Directions for this task: Copy every one of these records line for line, without changing anything.

Task inputs:
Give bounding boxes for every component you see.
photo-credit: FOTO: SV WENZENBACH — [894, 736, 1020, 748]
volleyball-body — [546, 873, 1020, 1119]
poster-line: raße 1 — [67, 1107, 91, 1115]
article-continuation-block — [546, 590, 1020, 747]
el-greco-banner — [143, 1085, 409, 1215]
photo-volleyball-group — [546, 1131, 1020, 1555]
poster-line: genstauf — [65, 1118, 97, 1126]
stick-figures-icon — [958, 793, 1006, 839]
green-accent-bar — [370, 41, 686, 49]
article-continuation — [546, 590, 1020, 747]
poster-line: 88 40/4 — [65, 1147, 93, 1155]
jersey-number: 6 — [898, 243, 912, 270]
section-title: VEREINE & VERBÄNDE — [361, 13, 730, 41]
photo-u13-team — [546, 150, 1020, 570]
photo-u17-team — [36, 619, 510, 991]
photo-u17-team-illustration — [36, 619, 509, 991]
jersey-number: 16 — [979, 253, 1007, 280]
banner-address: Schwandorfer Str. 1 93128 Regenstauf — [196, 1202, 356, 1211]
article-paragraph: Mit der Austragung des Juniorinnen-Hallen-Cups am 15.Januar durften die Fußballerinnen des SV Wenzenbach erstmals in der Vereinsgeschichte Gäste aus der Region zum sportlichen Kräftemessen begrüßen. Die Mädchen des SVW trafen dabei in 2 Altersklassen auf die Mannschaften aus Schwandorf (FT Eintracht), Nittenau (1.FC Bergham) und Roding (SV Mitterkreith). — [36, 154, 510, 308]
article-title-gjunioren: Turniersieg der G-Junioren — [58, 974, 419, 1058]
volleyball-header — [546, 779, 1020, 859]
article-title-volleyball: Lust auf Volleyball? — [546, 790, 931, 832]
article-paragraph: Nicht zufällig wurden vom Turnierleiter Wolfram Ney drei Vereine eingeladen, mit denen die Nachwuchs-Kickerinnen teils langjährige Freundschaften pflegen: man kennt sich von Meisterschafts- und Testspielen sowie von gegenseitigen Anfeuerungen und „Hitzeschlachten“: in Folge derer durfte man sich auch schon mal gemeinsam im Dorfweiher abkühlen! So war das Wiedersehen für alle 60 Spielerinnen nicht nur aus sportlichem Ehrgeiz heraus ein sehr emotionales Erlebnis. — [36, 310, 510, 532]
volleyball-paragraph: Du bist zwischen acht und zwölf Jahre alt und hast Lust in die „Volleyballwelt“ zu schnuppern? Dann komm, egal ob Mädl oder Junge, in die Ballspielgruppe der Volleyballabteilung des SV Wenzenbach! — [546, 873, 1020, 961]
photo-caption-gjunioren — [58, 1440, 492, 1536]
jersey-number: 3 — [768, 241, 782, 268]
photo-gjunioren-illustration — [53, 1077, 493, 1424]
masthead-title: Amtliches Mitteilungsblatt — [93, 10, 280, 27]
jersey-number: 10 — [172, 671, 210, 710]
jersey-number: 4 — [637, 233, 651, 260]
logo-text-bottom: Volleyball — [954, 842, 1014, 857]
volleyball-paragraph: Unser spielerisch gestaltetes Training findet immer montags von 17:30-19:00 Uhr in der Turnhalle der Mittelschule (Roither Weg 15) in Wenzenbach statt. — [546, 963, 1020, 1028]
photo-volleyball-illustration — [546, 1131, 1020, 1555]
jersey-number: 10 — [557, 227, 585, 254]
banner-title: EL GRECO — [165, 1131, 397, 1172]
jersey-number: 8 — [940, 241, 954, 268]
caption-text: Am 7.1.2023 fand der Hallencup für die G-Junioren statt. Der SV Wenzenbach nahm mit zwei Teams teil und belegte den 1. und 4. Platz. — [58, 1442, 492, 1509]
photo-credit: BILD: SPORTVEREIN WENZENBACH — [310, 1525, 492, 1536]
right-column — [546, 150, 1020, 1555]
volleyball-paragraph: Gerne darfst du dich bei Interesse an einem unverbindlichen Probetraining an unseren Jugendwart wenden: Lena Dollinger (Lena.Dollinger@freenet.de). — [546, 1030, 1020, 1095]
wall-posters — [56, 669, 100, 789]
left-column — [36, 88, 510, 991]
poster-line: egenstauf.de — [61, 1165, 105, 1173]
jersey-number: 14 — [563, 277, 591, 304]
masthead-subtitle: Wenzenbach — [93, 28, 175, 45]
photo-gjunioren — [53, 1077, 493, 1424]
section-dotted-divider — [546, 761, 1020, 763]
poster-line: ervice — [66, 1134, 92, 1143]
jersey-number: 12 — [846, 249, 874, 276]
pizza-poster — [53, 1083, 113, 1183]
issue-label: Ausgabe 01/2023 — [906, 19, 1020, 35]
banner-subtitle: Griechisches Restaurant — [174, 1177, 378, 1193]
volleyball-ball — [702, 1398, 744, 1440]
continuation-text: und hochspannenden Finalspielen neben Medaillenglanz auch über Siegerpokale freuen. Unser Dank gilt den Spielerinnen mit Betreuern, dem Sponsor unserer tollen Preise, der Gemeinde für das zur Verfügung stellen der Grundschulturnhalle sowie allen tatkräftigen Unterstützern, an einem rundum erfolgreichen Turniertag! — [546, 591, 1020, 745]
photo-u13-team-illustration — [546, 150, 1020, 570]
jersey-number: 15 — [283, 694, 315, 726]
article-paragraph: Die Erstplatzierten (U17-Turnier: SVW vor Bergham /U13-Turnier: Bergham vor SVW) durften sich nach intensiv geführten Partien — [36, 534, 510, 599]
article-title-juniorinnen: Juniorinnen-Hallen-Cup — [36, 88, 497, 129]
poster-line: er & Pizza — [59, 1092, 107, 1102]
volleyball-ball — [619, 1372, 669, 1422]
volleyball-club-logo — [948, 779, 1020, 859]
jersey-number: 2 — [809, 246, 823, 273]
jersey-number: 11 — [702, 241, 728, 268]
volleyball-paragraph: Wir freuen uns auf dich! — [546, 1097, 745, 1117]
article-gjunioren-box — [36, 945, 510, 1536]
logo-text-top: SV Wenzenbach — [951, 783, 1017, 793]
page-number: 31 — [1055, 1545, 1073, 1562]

Answer for this exercise:
Give bounding boxes for every component you see.
photo-credit: FOTO: SV WENZENBACH — [894, 736, 1020, 748]
volleyball-body — [546, 873, 1020, 1119]
poster-line: raße 1 — [67, 1107, 91, 1115]
article-continuation-block — [546, 590, 1020, 747]
el-greco-banner — [143, 1085, 409, 1215]
photo-volleyball-group — [546, 1131, 1020, 1555]
poster-line: genstauf — [65, 1118, 97, 1126]
stick-figures-icon — [958, 793, 1006, 839]
green-accent-bar — [370, 41, 686, 49]
article-continuation — [546, 590, 1020, 747]
poster-line: 88 40/4 — [65, 1147, 93, 1155]
jersey-number: 6 — [898, 243, 912, 270]
section-title: VEREINE & VERBÄNDE — [361, 13, 730, 41]
photo-u13-team — [546, 150, 1020, 570]
photo-u17-team — [36, 619, 510, 991]
photo-u17-team-illustration — [36, 619, 509, 991]
jersey-number: 16 — [979, 253, 1007, 280]
banner-address: Schwandorfer Str. 1 93128 Regenstauf — [196, 1202, 356, 1211]
article-paragraph: Mit der Austragung des Juniorinnen-Hallen-Cups am 15.Januar durften die Fußballerinnen des SV Wenzenbach erstmals in der Vereinsgeschichte Gäste aus der Region zum sportlichen Kräftemessen begrüßen. Die Mädchen des SVW trafen dabei in 2 Altersklassen auf die Mannschaften aus Schwandorf (FT Eintracht), Nittenau (1.FC Bergham) und Roding (SV Mitterkreith). — [36, 154, 510, 308]
article-title-gjunioren: Turniersieg der G-Junioren — [58, 974, 419, 1058]
volleyball-header — [546, 779, 1020, 859]
article-title-volleyball: Lust auf Volleyball? — [546, 790, 931, 832]
article-paragraph: Nicht zufällig wurden vom Turnierleiter Wolfram Ney drei Vereine eingeladen, mit denen die Nachwuchs-Kickerinnen teils langjährige Freundschaften pflegen: man kennt sich von Meisterschafts- und Testspielen sowie von gegenseitigen Anfeuerungen und „Hitzeschlachten“: in Folge derer durfte man sich auch schon mal gemeinsam im Dorfweiher abkühlen! So war das Wiedersehen für alle 60 Spielerinnen nicht nur aus sportlichem Ehrgeiz heraus ein sehr emotionales Erlebnis. — [36, 310, 510, 532]
volleyball-paragraph: Du bist zwischen acht und zwölf Jahre alt und hast Lust in die „Volleyballwelt“ zu schnuppern? Dann komm, egal ob Mädl oder Junge, in die Ballspielgruppe der Volleyballabteilung des SV Wenzenbach! — [546, 873, 1020, 961]
photo-caption-gjunioren — [58, 1440, 492, 1536]
jersey-number: 3 — [768, 241, 782, 268]
photo-gjunioren-illustration — [53, 1077, 493, 1424]
masthead-title: Amtliches Mitteilungsblatt — [93, 10, 280, 27]
jersey-number: 10 — [172, 671, 210, 710]
jersey-number: 4 — [637, 233, 651, 260]
logo-text-bottom: Volleyball — [954, 842, 1014, 857]
volleyball-paragraph: Unser spielerisch gestaltetes Training findet immer montags von 17:30-19:00 Uhr in der Turnhalle der Mittelschule (Roither Weg 15) in Wenzenbach statt. — [546, 963, 1020, 1028]
photo-volleyball-illustration — [546, 1131, 1020, 1555]
jersey-number: 10 — [557, 227, 585, 254]
banner-title: EL GRECO — [165, 1131, 397, 1172]
jersey-number: 8 — [940, 241, 954, 268]
caption-text: Am 7.1.2023 fand der Hallencup für die G-Junioren statt. Der SV Wenzenbach nahm mit zwei Teams teil und belegte den 1. und 4. Platz. — [58, 1442, 492, 1509]
photo-credit: BILD: SPORTVEREIN WENZENBACH — [310, 1525, 492, 1536]
right-column — [546, 150, 1020, 1555]
volleyball-paragraph: Gerne darfst du dich bei Interesse an einem unverbindlichen Probetraining an unseren Jugendwart wenden: Lena Dollinger (Lena.Dollinger@freenet.de). — [546, 1030, 1020, 1095]
wall-posters — [56, 669, 100, 789]
left-column — [36, 88, 510, 991]
poster-line: egenstauf.de — [61, 1165, 105, 1173]
jersey-number: 14 — [563, 277, 591, 304]
masthead-subtitle: Wenzenbach — [93, 28, 175, 45]
photo-gjunioren — [53, 1077, 493, 1424]
section-dotted-divider — [546, 761, 1020, 763]
poster-line: ervice — [66, 1134, 92, 1143]
jersey-number: 12 — [846, 249, 874, 276]
pizza-poster — [53, 1083, 113, 1183]
issue-label: Ausgabe 01/2023 — [906, 19, 1020, 35]
banner-subtitle: Griechisches Restaurant — [174, 1177, 378, 1193]
volleyball-ball — [702, 1398, 744, 1440]
continuation-text: und hochspannenden Finalspielen neben Medaillenglanz auch über Siegerpokale freuen. Unser Dank gilt den Spielerinnen mit Betreuern, dem Sponsor unserer tollen Preise, der Gemeinde für das zur Verfügung stellen der Grundschulturnhalle sowie allen tatkräftigen Unterstützern, an einem rundum erfolgreichen Turniertag! — [546, 591, 1020, 745]
photo-u13-team-illustration — [546, 150, 1020, 570]
jersey-number: 15 — [283, 694, 315, 726]
article-paragraph: Die Erstplatzierten (U17-Turnier: SVW vor Bergham /U13-Turnier: Bergham vor SVW) durften sich nach intensiv geführten Partien — [36, 534, 510, 599]
article-title-juniorinnen: Juniorinnen-Hallen-Cup — [36, 88, 497, 129]
poster-line: er & Pizza — [59, 1092, 107, 1102]
volleyball-ball — [619, 1372, 669, 1422]
volleyball-club-logo — [948, 779, 1020, 859]
jersey-number: 2 — [809, 246, 823, 273]
jersey-number: 11 — [702, 241, 728, 268]
volleyball-paragraph: Wir freuen uns auf dich! — [546, 1097, 745, 1117]
article-gjunioren-box — [36, 945, 510, 1536]
logo-text-top: SV Wenzenbach — [951, 783, 1017, 793]
page-number: 31 — [1055, 1545, 1073, 1562]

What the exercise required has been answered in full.